* **AIM OF THE EXERCISE**:
Find how many lines hold the word "Various". Give only the number.

Collected data
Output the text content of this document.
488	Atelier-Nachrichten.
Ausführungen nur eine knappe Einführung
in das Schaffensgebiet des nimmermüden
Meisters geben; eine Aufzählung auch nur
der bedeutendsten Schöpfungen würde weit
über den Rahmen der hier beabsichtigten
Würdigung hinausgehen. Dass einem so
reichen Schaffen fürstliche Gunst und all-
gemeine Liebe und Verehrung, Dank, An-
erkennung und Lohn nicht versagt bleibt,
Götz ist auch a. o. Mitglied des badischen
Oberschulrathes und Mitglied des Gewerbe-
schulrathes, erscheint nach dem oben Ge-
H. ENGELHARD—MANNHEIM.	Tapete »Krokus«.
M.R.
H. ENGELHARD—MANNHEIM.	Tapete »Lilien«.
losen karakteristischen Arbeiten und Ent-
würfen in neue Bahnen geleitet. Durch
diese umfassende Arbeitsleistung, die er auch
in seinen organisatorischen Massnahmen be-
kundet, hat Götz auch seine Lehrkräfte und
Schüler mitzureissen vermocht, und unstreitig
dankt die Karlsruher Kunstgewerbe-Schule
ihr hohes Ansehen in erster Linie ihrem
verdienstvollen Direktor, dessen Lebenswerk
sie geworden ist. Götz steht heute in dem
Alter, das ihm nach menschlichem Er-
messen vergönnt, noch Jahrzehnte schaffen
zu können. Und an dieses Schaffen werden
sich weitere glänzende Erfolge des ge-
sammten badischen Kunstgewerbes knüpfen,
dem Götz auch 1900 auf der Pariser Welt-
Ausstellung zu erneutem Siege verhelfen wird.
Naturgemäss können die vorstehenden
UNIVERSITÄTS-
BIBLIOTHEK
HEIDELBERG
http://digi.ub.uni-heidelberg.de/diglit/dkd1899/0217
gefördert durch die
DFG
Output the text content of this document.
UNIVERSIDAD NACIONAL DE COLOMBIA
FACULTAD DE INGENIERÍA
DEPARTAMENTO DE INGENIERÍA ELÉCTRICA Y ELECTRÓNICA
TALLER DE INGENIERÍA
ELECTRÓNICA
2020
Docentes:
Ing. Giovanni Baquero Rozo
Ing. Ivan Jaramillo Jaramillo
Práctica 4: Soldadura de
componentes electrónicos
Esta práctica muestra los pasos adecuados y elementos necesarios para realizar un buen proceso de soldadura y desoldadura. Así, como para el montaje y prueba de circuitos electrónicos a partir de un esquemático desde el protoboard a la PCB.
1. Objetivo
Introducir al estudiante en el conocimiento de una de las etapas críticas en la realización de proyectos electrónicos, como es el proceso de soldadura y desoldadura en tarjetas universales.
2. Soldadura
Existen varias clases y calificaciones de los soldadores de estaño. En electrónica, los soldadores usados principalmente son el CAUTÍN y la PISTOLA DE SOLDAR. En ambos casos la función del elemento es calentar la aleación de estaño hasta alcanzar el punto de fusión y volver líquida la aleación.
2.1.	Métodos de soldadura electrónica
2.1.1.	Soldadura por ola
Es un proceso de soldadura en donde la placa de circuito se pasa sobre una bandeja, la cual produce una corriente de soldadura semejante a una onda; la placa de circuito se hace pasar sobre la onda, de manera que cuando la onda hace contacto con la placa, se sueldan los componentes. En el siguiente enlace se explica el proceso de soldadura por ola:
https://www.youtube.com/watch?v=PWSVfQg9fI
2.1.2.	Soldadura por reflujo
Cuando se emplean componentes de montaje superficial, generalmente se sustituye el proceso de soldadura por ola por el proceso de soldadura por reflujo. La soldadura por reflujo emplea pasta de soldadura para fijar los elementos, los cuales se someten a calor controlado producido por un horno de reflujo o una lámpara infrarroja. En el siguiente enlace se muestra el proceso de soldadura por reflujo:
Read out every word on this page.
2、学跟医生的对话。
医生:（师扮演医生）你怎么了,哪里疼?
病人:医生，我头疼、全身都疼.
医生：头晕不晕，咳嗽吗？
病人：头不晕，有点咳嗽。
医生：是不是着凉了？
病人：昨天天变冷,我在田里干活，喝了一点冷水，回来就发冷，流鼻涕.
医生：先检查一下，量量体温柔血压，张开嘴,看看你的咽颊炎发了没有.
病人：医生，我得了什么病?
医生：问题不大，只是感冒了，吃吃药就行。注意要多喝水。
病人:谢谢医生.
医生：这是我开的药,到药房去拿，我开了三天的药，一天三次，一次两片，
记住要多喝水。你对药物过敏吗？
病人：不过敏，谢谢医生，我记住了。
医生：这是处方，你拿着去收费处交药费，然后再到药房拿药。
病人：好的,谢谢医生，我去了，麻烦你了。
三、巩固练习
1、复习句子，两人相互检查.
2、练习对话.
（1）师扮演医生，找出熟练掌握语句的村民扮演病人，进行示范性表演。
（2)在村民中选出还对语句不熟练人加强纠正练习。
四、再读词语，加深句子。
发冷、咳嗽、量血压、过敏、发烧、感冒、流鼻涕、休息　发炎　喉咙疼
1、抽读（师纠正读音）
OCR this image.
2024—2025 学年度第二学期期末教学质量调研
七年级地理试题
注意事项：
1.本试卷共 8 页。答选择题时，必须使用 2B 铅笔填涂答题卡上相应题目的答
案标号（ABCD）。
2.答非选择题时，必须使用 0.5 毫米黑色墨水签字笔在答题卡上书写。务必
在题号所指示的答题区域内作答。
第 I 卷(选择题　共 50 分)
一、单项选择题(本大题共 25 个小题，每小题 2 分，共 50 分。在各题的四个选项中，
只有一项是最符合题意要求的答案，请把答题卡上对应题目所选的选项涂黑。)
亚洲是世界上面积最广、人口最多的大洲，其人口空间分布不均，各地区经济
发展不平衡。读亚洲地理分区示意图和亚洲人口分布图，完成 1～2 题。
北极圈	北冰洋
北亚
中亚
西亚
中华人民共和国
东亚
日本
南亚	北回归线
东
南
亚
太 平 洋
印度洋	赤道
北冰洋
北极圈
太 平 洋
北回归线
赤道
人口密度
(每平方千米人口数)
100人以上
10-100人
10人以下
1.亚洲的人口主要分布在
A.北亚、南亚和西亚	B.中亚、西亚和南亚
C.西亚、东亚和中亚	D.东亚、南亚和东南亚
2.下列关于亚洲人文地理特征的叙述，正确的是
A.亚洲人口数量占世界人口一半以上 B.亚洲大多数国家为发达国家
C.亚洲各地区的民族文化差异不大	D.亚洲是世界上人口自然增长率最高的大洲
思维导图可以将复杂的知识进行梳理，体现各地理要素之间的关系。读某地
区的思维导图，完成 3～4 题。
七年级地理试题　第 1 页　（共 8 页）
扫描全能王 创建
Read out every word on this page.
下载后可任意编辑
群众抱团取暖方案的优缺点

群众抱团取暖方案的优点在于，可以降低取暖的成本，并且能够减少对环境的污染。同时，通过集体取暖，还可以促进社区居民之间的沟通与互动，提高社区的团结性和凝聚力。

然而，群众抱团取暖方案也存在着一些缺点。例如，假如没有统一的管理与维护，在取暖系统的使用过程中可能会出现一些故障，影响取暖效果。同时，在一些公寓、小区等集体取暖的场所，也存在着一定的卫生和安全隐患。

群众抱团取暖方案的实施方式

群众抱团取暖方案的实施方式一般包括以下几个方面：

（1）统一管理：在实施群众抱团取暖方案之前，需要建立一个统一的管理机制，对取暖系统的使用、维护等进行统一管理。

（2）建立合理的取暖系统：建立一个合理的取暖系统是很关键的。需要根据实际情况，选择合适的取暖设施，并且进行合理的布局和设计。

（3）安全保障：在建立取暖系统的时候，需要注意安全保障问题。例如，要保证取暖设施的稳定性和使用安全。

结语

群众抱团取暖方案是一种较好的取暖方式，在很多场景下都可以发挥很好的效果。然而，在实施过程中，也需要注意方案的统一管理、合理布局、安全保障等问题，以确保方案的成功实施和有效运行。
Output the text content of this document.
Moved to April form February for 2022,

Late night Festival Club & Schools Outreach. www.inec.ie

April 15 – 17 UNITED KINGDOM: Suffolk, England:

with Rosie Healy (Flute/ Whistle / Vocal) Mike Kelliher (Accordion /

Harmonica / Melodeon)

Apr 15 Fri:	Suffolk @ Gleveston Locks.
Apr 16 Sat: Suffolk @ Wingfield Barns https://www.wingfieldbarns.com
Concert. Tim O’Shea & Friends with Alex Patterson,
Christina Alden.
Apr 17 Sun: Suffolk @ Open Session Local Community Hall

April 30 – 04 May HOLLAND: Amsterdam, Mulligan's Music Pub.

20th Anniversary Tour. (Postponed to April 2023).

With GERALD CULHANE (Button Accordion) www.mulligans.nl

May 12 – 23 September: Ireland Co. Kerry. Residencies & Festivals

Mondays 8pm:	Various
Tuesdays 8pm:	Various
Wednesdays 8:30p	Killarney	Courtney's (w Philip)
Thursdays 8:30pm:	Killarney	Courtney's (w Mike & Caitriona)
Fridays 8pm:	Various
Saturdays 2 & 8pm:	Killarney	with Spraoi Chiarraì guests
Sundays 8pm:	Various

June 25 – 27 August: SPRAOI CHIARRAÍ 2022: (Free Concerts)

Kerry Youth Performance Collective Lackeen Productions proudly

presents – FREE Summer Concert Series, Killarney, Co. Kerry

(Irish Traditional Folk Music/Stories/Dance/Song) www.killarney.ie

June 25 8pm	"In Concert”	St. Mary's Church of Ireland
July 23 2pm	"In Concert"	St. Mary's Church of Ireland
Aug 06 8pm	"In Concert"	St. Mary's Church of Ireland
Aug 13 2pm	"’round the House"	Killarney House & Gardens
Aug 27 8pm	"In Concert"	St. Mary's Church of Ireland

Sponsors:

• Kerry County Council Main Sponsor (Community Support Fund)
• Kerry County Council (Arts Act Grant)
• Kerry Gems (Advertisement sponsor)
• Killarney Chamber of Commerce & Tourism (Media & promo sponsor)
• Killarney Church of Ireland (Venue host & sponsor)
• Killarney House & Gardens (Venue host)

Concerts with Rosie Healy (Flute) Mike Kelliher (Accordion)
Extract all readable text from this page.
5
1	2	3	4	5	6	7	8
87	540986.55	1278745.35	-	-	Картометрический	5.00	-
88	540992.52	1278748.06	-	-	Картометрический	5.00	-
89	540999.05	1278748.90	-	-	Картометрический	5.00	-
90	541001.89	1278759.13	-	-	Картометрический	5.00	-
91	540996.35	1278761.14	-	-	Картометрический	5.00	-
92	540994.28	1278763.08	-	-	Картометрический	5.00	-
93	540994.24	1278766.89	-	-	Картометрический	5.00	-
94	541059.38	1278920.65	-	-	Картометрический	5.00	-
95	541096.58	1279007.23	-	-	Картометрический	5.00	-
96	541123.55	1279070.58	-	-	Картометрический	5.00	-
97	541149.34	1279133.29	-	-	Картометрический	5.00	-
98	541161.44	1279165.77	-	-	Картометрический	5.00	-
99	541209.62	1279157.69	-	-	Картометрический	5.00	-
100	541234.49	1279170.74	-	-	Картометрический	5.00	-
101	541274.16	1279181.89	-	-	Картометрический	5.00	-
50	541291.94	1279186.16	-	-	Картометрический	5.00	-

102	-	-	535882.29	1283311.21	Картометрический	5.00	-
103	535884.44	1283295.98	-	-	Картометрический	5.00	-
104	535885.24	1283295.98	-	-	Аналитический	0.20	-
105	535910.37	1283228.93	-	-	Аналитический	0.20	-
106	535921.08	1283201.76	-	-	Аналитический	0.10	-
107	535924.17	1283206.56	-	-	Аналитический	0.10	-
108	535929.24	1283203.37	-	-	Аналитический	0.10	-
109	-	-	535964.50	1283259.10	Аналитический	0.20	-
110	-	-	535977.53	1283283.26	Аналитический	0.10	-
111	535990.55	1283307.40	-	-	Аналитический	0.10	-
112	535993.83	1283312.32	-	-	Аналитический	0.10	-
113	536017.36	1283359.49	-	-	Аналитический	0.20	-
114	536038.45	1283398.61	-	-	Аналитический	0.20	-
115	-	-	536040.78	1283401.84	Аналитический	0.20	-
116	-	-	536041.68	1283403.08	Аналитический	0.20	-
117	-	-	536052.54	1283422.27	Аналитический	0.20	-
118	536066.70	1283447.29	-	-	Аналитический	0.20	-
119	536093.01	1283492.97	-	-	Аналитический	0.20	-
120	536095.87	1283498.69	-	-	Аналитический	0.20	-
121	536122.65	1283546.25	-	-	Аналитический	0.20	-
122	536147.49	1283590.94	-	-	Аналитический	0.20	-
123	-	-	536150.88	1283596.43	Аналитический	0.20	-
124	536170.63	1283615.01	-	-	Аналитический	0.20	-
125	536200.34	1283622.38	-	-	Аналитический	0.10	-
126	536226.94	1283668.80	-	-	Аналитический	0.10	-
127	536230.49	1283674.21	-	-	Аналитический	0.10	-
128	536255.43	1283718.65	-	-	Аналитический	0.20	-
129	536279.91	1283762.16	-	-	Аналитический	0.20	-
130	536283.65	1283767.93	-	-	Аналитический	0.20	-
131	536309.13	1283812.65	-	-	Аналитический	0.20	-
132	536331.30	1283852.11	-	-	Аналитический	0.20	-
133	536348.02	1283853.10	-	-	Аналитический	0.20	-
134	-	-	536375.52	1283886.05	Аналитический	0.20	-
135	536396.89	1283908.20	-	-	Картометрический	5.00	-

* **FULL SOLUTION**:
4